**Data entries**
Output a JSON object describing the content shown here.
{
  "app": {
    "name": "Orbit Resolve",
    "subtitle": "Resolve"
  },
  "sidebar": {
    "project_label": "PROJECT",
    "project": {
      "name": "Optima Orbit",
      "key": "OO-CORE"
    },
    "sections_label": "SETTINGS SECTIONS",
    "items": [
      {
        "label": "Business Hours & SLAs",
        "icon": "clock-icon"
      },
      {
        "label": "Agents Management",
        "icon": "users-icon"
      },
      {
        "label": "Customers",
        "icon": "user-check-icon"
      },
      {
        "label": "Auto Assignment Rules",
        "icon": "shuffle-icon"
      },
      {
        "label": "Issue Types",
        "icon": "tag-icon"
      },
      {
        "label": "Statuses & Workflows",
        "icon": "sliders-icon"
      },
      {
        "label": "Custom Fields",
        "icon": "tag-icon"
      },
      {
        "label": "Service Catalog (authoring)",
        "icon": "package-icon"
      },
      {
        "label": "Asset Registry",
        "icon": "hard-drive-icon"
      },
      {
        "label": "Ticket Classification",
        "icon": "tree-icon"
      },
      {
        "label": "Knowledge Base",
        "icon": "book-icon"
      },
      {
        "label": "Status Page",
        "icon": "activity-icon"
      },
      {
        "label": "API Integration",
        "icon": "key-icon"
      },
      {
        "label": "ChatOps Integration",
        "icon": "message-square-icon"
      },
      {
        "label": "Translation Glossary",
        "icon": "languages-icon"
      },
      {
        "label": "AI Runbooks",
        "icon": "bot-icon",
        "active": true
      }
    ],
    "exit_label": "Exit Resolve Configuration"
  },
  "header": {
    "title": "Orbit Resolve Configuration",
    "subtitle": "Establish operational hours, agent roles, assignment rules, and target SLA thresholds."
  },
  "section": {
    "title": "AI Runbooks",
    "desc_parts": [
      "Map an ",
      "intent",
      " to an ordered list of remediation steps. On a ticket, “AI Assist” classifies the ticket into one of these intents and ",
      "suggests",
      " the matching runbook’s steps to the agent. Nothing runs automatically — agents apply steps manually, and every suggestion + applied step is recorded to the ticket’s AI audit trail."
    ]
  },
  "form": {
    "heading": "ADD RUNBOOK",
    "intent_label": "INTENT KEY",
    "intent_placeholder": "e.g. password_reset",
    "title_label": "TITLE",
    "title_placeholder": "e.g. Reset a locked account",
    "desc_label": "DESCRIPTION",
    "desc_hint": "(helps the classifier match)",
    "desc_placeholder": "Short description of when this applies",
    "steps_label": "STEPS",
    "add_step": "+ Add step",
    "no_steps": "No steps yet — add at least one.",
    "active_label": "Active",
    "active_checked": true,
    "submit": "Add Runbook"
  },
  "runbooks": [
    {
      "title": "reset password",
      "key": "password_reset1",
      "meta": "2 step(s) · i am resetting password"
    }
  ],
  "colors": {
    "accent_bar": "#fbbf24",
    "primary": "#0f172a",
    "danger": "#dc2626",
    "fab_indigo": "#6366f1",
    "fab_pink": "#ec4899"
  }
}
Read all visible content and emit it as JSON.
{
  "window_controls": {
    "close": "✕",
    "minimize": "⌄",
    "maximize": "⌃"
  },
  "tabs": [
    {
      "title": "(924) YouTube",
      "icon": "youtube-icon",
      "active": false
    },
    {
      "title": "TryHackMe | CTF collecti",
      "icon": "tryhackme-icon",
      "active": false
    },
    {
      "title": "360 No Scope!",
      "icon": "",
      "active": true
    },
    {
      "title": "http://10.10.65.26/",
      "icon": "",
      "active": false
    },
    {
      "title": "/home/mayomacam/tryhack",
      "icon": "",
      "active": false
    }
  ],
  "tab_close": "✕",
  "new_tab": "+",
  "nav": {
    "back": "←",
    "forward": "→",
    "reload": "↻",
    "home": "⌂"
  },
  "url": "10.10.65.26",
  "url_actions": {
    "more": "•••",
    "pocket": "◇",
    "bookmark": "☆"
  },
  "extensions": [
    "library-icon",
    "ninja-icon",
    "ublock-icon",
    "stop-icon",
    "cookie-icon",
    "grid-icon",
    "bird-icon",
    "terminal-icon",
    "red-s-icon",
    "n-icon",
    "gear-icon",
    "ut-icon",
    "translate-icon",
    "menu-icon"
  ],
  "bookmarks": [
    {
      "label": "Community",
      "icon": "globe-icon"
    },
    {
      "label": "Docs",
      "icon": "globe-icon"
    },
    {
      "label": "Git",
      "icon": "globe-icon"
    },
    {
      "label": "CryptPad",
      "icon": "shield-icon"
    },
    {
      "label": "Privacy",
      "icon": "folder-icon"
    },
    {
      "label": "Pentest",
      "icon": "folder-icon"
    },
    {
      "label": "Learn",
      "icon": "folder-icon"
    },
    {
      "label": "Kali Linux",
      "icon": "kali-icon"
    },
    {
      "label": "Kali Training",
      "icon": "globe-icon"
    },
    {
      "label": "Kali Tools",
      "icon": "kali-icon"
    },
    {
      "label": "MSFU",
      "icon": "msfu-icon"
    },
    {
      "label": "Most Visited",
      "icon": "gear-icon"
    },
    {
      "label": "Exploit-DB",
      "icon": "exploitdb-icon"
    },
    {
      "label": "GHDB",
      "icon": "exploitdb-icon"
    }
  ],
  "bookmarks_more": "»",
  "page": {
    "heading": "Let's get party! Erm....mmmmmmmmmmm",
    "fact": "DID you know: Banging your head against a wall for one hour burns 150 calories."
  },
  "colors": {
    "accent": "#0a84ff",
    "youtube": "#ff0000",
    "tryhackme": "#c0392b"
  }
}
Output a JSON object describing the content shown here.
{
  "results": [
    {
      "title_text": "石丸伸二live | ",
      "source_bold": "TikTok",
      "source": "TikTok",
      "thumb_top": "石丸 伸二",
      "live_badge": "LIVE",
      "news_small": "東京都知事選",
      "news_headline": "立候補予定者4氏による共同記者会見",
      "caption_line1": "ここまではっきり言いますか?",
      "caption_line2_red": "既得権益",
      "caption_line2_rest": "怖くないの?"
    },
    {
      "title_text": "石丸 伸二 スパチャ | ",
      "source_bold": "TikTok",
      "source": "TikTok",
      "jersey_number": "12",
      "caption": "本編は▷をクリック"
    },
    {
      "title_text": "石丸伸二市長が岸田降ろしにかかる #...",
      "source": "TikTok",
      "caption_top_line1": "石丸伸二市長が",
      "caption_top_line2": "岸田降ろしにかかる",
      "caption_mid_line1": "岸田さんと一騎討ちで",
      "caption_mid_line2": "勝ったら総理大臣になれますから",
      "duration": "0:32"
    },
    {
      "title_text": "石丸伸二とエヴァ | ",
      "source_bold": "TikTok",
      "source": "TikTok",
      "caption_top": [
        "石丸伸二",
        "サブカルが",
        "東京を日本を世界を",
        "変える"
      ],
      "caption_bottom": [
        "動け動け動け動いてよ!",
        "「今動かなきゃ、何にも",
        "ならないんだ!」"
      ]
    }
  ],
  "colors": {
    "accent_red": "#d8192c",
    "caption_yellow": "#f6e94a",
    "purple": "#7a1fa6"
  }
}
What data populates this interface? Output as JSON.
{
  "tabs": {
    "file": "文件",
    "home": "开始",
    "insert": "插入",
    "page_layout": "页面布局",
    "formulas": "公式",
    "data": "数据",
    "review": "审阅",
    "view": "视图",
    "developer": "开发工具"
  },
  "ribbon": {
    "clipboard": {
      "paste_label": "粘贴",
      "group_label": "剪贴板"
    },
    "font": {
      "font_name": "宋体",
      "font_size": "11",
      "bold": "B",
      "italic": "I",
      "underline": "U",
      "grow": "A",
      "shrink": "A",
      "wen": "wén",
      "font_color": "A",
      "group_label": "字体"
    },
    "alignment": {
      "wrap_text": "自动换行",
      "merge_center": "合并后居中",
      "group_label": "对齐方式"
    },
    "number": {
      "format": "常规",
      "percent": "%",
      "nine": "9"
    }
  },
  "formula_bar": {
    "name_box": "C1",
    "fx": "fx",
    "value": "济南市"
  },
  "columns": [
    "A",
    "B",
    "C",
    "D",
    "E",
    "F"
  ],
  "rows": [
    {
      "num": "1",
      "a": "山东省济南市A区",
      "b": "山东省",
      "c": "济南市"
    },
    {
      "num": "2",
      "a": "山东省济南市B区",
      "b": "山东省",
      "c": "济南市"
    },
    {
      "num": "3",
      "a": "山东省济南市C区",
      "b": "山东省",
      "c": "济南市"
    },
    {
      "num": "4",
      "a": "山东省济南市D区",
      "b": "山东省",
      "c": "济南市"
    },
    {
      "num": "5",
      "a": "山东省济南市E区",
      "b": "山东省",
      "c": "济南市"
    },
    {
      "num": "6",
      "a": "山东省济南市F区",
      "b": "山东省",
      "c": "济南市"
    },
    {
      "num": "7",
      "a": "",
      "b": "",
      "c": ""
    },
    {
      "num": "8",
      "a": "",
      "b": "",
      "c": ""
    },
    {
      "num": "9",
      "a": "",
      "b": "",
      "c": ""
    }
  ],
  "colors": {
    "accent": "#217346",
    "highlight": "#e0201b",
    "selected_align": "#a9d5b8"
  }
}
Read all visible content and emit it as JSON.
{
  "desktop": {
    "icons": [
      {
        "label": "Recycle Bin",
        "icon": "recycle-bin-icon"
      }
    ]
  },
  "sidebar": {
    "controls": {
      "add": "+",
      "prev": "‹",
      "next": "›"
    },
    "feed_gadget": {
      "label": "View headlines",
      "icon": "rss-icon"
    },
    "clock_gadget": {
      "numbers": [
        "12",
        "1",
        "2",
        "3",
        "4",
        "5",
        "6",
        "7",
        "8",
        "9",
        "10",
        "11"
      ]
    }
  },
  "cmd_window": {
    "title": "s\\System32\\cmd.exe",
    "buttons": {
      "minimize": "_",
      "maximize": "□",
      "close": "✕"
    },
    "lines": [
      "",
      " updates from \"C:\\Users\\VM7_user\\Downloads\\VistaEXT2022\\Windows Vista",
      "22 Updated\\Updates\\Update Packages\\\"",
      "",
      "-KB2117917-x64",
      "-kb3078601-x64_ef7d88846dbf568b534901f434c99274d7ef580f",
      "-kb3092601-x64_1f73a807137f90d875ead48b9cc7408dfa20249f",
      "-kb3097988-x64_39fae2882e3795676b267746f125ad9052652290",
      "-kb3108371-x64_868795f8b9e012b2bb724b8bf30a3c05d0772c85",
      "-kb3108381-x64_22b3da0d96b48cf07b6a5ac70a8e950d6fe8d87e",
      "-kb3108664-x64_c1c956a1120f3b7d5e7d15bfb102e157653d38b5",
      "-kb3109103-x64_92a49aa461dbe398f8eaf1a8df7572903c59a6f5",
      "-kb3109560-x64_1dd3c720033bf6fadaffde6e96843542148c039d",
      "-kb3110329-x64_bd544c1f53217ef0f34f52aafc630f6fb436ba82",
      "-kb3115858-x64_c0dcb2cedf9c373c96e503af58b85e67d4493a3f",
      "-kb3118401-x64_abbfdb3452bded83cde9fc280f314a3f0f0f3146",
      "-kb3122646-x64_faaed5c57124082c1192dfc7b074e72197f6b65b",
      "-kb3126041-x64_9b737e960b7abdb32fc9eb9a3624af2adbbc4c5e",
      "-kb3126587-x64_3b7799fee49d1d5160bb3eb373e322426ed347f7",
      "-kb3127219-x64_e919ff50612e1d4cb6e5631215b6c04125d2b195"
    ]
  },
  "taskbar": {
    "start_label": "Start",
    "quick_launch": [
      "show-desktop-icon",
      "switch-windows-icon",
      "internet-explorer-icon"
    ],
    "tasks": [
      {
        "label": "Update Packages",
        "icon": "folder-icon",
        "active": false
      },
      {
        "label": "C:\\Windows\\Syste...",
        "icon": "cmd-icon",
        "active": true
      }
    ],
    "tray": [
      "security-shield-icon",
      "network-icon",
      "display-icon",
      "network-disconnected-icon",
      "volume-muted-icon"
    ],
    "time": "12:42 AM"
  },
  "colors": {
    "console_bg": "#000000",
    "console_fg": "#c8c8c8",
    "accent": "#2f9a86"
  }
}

**STATED TASK**
Which lines hold the word "Packages"? Copy each of them from the records.

**RESULT OF THIS TASK**
      "22 Updated\\Updates\\Update Packages\\\"",
        "label": "Update Packages",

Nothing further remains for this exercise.